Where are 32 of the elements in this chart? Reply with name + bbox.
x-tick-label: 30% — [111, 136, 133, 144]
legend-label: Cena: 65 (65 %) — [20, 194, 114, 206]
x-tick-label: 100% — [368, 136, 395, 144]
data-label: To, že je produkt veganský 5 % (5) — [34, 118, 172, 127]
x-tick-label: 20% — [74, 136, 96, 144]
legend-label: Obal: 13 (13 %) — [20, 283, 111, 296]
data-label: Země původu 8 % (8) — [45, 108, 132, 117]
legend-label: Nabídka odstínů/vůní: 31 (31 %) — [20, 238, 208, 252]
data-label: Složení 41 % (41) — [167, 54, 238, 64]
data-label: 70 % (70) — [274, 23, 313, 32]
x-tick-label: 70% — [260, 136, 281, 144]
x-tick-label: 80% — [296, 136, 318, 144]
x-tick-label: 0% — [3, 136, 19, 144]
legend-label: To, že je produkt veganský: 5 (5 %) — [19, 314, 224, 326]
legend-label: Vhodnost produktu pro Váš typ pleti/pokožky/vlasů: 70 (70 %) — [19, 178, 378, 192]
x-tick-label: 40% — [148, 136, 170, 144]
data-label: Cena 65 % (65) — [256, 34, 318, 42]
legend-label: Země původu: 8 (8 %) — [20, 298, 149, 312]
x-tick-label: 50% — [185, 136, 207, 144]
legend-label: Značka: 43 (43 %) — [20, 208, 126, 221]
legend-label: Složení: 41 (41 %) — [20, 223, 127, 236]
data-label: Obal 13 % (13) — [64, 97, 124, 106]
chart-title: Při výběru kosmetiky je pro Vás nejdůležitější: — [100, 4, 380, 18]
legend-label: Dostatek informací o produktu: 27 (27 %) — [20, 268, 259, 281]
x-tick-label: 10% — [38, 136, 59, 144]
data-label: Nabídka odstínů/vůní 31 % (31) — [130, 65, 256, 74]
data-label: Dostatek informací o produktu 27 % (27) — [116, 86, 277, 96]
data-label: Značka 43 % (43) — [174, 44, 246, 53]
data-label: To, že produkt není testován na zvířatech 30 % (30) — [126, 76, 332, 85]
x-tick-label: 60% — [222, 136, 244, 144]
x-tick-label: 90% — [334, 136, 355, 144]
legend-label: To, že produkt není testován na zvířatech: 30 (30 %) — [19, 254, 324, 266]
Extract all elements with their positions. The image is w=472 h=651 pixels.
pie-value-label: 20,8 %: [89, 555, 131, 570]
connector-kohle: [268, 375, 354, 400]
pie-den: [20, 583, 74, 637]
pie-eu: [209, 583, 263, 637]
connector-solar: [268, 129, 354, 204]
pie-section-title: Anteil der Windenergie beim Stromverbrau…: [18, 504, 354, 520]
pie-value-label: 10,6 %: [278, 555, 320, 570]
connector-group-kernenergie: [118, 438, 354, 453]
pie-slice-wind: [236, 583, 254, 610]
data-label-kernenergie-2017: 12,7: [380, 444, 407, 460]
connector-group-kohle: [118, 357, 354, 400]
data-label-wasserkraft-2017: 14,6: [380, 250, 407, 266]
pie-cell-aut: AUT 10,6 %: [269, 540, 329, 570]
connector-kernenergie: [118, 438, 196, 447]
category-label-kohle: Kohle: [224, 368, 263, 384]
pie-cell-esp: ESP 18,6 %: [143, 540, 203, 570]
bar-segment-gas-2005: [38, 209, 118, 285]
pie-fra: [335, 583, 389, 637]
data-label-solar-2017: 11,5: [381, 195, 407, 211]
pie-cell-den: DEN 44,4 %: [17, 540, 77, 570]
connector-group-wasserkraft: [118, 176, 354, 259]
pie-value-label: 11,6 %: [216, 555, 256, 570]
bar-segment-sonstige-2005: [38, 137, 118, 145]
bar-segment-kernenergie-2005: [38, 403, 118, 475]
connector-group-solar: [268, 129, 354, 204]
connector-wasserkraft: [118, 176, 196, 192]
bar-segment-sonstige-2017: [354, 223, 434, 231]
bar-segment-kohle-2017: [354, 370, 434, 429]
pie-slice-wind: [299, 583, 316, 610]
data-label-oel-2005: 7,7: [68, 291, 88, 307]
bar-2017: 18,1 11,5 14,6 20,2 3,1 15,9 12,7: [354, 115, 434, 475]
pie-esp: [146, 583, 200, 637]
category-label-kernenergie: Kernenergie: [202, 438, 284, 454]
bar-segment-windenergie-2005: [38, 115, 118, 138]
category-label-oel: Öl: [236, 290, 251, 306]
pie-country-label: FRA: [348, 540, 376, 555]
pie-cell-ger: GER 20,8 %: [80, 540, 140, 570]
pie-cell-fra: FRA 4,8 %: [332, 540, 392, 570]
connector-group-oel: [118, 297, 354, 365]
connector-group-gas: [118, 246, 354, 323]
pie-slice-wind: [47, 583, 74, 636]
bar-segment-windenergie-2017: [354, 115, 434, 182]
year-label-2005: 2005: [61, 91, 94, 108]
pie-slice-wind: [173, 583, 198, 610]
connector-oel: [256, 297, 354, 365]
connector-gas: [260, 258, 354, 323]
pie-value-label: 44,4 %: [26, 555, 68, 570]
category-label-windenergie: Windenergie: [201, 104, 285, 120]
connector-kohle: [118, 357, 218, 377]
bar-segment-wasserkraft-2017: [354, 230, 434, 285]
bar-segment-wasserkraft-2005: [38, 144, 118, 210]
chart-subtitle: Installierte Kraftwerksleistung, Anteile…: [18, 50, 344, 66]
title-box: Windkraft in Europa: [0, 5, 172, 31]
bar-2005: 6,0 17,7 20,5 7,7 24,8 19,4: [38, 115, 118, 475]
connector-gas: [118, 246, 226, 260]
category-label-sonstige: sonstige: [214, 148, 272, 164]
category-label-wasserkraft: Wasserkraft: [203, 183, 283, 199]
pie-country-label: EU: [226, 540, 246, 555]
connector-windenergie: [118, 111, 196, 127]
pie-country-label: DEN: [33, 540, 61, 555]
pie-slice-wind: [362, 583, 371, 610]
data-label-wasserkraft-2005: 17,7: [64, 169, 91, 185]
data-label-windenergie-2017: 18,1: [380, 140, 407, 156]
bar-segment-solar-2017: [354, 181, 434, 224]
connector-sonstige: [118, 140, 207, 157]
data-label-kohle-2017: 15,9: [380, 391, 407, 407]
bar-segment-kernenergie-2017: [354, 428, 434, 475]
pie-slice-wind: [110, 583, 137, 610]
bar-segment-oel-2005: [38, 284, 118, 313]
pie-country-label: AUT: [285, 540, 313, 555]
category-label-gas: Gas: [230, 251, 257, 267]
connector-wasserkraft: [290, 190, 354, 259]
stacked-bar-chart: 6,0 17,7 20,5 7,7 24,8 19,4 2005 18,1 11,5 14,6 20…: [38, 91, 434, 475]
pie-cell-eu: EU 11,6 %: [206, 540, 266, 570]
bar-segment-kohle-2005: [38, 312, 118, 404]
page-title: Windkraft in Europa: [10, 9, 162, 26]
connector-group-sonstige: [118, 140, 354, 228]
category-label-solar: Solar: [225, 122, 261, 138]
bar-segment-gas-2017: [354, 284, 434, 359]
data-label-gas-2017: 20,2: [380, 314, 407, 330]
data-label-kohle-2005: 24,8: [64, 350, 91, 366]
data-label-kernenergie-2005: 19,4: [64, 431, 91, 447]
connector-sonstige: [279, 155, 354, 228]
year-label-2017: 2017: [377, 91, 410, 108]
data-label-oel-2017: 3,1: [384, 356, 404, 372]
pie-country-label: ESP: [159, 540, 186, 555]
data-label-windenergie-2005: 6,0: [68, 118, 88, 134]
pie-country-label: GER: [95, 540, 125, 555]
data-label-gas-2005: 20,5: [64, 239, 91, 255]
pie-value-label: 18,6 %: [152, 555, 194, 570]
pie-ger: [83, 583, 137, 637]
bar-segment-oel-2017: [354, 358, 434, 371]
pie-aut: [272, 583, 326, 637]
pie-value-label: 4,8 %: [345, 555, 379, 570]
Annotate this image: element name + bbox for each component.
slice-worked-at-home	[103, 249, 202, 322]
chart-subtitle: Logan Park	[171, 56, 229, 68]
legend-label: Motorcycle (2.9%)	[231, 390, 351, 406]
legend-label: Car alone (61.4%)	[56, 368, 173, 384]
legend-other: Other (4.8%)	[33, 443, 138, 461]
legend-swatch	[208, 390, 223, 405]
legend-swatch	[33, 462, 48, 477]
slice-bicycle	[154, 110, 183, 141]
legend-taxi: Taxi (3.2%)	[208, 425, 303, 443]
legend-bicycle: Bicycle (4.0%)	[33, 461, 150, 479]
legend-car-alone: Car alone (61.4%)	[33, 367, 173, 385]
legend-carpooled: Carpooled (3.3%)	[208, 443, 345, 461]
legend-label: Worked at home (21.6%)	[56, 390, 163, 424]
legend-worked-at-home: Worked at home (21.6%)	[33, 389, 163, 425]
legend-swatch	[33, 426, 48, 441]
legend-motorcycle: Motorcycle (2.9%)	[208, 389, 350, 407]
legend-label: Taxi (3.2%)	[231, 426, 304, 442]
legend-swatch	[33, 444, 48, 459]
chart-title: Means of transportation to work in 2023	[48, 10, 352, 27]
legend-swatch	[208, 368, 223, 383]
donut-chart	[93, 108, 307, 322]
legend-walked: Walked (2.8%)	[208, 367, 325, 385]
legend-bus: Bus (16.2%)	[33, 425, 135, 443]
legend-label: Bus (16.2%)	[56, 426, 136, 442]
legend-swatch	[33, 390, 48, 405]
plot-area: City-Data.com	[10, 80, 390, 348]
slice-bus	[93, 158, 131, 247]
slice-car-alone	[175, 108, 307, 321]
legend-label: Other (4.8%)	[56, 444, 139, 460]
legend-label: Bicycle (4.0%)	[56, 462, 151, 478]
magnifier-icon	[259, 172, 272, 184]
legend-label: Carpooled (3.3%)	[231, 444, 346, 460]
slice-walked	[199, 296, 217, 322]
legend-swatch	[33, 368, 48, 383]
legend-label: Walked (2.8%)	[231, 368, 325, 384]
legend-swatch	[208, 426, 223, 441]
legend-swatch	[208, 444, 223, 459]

_ _ _ _ _ _ _

Aim of the task
Put the data, from its first line up to and including the line containing "data-label: Značka 43", into a Markdown table with the columns "Row" and "Line". Number each row and omit any blank lines.

The completed task
| Row | Line |
|---|---|
| 1 | Where are 32 of the elements in this chart? Reply with name + bbox. |
| 2 | x-tick-label: 30% — [111, 136, 133, 144] |
| 3 | legend-label: Cena: 65 (65 %) — [20, 194, 114, 206] |
| 4 | x-tick-label: 100% — [368, 136, 395, 144] |
| 5 | data-label: To, že je produkt veganský 5 % (5) — [34, 118, 172, 127] |
| 6 | x-tick-label: 20% — [74, 136, 96, 144] |
| 7 | legend-label: Obal: 13 (13 %) — [20, 283, 111, 296] |
| 8 | data-label: Země původu 8 % (8) — [45, 108, 132, 117] |
| 9 | legend-label: Nabídka odstínů/vůní: 31 (31 %) — [20, 238, 208, 252] |
| 10 | data-label: Složení 41 % (41) — [167, 54, 238, 64] |
| 11 | data-label: 70 % (70) — [274, 23, 313, 32] |
| 12 | x-tick-label: 70% — [260, 136, 281, 144] |
| 13 | x-tick-label: 80% — [296, 136, 318, 144] |
| 14 | x-tick-label: 0% — [3, 136, 19, 144] |
| 15 | legend-label: To, že je produkt veganský: 5 (5 %) — [19, 314, 224, 326] |
| 16 | legend-label: Vhodnost produktu pro Váš typ pleti/pokožky/vlasů: 70 (70 %) — [19, 178, 378, 192] |
| 17 | x-tick-label: 40% — [148, 136, 170, 144] |
| 18 | data-label: Cena 65 % (65) — [256, 34, 318, 42] |
| 19 | legend-label: Země původu: 8 (8 %) — [20, 298, 149, 312] |
| 20 | x-tick-label: 50% — [185, 136, 207, 144] |
| 21 | legend-label: Značka: 43 (43 %) — [20, 208, 126, 221] |
| 22 | legend-label: Složení: 41 (41 %) — [20, 223, 127, 236] |
| 23 | data-label: Obal 13 % (13) — [64, 97, 124, 106] |
| 24 | chart-title: Při výběru kosmetiky je pro Vás nejdůležitější: — [100, 4, 380, 18] |
| 25 | legend-label: Dostatek informací o produktu: 27 (27 %) — [20, 268, 259, 281] |
| 26 | x-tick-label: 10% — [38, 136, 59, 144] |
| 27 | data-label: Nabídka odstínů/vůní 31 % (31) — [130, 65, 256, 74] |
| 28 | data-label: Dostatek informací o produktu 27 % (27) — [116, 86, 277, 96] |
| 29 | data-label: Značka 43 % (43) — [174, 44, 246, 53] |